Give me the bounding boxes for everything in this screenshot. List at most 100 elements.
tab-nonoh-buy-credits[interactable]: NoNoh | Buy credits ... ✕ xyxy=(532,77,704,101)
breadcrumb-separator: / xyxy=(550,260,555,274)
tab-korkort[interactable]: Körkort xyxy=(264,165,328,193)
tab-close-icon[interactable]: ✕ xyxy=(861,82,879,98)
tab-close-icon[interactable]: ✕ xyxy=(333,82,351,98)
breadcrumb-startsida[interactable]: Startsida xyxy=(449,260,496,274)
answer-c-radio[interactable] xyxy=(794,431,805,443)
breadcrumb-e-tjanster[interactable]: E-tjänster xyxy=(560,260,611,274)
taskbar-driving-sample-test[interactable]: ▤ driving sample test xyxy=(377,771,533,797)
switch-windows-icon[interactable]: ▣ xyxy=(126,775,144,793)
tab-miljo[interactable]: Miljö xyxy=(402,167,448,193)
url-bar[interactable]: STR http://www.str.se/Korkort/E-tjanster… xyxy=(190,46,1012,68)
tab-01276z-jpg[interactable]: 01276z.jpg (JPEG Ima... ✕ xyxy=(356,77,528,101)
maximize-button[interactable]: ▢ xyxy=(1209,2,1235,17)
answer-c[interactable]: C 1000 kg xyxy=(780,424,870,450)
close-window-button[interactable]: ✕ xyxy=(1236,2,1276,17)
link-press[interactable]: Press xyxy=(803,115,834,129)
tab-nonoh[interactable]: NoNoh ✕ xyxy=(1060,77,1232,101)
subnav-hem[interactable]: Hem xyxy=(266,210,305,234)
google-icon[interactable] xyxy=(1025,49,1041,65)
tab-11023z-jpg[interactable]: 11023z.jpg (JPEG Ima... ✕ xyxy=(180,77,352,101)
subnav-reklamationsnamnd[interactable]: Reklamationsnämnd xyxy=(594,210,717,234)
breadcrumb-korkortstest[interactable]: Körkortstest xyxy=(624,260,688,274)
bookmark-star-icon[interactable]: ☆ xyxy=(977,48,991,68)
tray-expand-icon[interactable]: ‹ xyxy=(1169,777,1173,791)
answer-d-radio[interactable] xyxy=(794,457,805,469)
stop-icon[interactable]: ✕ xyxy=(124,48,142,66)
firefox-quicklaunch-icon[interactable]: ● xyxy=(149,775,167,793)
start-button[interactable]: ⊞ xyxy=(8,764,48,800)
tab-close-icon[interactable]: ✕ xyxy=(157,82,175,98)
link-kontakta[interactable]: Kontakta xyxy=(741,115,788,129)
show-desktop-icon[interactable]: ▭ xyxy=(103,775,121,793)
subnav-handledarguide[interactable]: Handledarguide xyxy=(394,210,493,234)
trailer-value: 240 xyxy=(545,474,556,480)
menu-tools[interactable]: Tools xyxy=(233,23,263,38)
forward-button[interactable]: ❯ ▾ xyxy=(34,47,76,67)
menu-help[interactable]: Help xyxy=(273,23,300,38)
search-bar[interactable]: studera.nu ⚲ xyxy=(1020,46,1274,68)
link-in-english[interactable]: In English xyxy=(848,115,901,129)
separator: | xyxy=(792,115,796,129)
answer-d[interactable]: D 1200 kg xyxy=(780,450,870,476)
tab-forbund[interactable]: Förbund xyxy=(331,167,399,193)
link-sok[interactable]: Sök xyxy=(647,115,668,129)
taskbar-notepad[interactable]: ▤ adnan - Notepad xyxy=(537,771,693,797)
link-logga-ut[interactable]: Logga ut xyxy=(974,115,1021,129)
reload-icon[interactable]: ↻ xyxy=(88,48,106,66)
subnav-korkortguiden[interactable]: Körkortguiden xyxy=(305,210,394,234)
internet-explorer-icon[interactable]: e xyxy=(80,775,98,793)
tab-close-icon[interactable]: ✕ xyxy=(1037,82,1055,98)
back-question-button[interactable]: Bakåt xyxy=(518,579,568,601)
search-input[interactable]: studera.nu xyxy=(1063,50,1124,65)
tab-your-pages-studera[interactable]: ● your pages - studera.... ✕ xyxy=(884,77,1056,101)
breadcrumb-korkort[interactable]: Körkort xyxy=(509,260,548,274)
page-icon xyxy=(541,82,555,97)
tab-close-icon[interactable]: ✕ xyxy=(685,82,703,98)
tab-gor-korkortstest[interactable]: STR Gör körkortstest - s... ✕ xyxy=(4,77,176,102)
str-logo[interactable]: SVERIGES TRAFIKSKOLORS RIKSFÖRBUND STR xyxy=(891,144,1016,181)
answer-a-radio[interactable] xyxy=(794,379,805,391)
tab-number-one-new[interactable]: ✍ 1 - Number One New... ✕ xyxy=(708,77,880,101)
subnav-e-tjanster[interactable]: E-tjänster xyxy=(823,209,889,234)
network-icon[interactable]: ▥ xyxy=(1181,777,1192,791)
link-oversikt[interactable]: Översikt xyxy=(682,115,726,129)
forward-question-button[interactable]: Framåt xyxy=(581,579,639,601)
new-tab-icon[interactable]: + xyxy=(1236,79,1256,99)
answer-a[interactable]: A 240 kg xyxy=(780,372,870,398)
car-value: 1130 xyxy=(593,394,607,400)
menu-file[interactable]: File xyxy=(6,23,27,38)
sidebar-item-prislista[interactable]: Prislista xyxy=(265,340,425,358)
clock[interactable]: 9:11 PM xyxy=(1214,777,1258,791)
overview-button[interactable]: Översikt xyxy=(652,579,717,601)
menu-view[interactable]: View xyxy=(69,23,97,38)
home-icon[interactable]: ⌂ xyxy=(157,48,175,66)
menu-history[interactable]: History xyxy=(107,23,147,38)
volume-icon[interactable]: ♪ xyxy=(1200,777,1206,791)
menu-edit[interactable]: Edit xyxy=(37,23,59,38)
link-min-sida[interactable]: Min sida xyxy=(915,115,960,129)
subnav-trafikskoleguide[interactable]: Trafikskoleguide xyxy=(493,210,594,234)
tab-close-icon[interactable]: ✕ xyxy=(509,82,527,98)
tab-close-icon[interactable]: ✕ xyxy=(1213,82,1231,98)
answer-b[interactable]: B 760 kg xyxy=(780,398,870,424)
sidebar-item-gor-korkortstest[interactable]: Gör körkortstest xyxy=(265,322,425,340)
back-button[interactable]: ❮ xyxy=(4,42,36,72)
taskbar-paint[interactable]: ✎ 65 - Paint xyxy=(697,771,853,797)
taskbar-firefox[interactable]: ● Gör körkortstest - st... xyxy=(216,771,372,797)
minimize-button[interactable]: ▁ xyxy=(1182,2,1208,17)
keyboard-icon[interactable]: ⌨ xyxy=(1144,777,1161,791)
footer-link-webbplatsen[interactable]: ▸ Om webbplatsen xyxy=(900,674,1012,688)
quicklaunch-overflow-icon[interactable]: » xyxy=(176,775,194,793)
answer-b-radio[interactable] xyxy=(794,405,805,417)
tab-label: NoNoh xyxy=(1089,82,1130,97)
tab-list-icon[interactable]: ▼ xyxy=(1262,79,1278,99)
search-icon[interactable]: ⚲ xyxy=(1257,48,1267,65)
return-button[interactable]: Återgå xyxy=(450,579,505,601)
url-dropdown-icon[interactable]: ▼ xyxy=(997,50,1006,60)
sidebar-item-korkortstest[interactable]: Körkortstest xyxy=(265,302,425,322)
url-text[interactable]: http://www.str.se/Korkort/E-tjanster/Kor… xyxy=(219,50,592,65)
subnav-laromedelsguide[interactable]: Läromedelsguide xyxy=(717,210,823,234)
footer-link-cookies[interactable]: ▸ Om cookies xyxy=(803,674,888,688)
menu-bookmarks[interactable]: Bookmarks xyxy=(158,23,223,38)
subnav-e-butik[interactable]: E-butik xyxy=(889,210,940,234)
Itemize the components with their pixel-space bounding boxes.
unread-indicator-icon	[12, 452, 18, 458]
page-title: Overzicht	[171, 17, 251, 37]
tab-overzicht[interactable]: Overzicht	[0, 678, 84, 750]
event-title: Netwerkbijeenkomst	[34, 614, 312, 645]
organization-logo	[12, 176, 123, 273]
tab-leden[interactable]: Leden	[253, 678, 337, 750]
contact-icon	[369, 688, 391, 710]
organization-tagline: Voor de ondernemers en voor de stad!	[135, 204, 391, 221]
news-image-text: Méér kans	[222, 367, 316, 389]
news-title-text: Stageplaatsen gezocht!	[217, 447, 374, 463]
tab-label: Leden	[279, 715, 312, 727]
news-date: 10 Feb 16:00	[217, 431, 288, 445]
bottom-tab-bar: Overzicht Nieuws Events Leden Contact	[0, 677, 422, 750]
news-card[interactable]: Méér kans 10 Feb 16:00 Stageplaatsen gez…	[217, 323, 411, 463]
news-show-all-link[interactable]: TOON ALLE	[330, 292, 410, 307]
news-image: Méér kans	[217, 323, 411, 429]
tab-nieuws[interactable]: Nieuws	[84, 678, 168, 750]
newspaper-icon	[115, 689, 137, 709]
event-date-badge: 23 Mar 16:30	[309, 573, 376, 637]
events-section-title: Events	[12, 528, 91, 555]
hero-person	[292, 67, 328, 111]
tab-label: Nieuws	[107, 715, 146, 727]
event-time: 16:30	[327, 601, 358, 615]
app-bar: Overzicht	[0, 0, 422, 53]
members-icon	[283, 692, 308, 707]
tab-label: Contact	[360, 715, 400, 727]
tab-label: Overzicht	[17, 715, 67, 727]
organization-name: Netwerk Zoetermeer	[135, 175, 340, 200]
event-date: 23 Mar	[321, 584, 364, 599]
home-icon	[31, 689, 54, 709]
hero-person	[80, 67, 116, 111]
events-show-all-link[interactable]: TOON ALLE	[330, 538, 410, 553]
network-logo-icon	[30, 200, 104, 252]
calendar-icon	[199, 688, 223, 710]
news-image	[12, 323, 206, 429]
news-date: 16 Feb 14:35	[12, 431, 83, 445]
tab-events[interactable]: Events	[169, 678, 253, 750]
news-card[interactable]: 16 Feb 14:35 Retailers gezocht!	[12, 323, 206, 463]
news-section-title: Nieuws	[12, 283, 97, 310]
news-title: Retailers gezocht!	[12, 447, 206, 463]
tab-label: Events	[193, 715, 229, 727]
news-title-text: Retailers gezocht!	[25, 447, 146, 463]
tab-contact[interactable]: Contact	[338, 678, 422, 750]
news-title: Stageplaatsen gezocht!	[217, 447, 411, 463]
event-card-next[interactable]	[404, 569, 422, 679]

━━━━━━━━

### [What to work on]
Write out the rows word for word from the very first line through the line that contains "tab-close-icon[interactable]: ✕ xyxy=(861,82,879,98)", including both the first line and that line.

### [Solved exercise]
Give me the bounding boxes for everything in this screenshot. List at most 100 elements.
tab-nonoh-buy-credits[interactable]: NoNoh | Buy credits ... ✕ xyxy=(532,77,704,101)
breadcrumb-separator: / xyxy=(550,260,555,274)
tab-korkort[interactable]: Körkort xyxy=(264,165,328,193)
tab-close-icon[interactable]: ✕ xyxy=(861,82,879,98)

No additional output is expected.